- _EXERCISE DATA_:

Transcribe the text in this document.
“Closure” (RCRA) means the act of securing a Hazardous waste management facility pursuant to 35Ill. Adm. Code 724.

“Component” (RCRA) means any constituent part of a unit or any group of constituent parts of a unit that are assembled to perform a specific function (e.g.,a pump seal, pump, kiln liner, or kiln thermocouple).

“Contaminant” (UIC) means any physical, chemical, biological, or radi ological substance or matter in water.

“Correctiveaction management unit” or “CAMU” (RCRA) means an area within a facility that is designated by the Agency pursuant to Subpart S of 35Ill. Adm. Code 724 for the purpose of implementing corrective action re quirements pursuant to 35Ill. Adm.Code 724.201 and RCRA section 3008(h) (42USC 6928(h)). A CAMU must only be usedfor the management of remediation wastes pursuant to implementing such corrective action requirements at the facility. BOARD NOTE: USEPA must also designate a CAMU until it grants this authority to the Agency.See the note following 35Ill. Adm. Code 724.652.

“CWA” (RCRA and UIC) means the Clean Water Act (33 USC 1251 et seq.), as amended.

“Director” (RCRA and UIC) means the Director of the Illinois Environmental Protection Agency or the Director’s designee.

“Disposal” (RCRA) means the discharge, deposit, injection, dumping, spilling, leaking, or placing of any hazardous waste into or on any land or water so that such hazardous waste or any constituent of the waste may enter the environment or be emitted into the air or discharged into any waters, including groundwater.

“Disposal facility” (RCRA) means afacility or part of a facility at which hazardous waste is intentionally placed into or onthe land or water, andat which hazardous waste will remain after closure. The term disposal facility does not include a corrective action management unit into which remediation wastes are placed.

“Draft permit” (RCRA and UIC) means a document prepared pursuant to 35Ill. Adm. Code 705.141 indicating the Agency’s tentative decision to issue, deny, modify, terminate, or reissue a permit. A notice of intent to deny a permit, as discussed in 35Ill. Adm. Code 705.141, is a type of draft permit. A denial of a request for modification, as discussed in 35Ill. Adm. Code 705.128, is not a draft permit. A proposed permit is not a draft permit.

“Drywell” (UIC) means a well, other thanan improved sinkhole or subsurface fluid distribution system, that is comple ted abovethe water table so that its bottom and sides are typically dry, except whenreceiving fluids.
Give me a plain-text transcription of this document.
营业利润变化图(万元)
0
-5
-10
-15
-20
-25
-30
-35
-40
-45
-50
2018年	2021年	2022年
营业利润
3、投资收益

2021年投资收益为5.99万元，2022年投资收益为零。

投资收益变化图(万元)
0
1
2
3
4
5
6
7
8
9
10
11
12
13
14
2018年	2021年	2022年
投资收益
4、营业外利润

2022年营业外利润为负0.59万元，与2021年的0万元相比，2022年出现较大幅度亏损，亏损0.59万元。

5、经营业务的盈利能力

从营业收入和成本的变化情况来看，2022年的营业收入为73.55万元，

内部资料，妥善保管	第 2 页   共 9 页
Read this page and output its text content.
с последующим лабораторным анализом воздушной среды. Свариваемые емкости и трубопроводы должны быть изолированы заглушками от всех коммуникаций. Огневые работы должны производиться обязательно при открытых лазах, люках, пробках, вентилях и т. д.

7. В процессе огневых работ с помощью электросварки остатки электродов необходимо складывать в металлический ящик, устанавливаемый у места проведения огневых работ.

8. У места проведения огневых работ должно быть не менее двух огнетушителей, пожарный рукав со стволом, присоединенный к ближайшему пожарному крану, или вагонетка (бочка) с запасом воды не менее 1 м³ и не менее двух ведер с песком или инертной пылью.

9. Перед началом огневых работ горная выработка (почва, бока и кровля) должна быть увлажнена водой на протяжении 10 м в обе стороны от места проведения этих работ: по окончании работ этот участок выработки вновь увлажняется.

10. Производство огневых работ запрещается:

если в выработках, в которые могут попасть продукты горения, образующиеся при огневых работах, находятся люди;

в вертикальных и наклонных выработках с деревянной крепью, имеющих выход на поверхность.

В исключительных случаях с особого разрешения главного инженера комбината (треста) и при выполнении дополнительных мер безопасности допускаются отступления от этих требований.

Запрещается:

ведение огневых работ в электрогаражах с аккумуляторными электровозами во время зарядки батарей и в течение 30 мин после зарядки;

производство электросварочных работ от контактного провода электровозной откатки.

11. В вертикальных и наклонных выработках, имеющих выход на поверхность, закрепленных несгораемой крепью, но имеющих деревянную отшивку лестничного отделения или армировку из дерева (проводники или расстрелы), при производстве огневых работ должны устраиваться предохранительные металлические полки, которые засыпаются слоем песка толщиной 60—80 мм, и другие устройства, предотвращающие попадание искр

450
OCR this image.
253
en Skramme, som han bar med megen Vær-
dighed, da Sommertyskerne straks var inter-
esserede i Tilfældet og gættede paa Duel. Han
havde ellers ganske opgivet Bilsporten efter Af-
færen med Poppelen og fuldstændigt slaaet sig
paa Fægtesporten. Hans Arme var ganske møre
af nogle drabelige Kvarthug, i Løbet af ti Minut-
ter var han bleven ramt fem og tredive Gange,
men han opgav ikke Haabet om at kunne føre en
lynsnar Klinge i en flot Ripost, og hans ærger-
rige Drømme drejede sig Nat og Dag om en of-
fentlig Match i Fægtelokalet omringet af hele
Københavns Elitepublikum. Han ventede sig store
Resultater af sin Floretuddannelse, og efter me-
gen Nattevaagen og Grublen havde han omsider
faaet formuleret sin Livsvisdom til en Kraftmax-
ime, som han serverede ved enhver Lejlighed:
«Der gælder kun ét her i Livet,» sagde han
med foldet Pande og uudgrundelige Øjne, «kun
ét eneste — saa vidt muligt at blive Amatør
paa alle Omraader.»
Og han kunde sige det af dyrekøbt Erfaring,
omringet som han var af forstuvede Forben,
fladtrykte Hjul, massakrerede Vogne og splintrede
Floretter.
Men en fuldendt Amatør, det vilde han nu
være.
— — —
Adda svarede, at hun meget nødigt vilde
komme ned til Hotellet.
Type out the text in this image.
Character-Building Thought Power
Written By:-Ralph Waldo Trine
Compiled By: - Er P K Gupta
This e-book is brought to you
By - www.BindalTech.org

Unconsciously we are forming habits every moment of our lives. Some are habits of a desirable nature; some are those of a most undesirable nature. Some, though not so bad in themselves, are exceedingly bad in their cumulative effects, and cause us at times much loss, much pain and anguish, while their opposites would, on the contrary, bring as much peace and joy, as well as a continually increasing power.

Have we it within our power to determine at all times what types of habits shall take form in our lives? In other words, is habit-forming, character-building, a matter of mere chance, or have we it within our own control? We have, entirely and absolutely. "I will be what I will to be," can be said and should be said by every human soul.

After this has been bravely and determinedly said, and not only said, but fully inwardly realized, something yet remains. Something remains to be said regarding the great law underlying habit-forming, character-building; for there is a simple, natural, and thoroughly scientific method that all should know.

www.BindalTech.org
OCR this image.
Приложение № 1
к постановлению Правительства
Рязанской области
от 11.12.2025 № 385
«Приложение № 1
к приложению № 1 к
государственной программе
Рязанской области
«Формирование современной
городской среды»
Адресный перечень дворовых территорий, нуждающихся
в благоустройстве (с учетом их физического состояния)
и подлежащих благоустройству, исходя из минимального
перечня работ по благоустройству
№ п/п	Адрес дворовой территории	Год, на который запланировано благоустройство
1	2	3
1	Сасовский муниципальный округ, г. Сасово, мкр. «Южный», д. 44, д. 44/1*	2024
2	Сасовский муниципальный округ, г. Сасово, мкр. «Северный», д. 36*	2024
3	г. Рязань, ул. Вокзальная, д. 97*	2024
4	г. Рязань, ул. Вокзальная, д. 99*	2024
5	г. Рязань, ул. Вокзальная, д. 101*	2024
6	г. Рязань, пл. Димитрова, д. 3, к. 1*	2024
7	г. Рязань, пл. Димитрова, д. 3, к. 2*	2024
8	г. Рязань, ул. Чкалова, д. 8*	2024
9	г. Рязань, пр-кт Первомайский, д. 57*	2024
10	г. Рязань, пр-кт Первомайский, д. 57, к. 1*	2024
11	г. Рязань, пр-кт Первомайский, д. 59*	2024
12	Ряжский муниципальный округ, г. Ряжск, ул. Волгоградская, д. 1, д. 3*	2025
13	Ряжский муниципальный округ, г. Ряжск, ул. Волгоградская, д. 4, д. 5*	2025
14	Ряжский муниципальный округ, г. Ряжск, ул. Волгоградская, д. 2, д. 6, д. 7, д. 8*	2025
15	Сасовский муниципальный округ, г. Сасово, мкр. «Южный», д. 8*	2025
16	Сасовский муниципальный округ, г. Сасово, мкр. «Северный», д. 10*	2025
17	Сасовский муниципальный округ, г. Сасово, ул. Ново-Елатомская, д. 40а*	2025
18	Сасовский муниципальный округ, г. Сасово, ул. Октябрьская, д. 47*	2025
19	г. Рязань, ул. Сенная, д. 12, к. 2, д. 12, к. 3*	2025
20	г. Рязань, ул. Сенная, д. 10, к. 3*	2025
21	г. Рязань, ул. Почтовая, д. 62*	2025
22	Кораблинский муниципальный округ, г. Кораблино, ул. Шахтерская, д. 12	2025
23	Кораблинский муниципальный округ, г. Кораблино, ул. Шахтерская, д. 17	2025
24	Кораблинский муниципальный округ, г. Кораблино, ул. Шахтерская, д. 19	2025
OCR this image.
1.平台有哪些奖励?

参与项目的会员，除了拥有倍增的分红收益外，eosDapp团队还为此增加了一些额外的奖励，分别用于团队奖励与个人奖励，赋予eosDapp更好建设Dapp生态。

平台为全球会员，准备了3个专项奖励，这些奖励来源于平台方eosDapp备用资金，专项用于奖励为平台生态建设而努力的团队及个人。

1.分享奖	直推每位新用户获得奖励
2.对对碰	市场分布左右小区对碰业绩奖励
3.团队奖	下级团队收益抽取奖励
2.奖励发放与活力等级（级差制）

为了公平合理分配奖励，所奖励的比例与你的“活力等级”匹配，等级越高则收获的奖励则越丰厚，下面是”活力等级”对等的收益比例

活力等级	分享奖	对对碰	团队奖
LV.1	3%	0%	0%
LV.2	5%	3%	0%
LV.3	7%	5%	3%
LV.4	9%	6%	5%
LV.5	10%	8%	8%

- _WORK TO COMPLETE_:
Where a line of the records above holds the word "которые", copy that line.

- _WRITTEN ANSWER_:
если в выработках, в которые могут попасть продукты горения, образующиеся при огневых работах, находятся люди;
11. В вертикальных и наклонных выработках, имеющих выход на поверхность, закрепленных несгораемой крепью, но имеющих деревянную отшивку лестничного отделения или армировку из дерева (проводники или расстрелы), при производстве огневых работ должны устраиваться предохранительные металлические полки, которые засыпаются слоем песка толщиной 60—80 мм, и другие устройства, предотвращающие попадание искр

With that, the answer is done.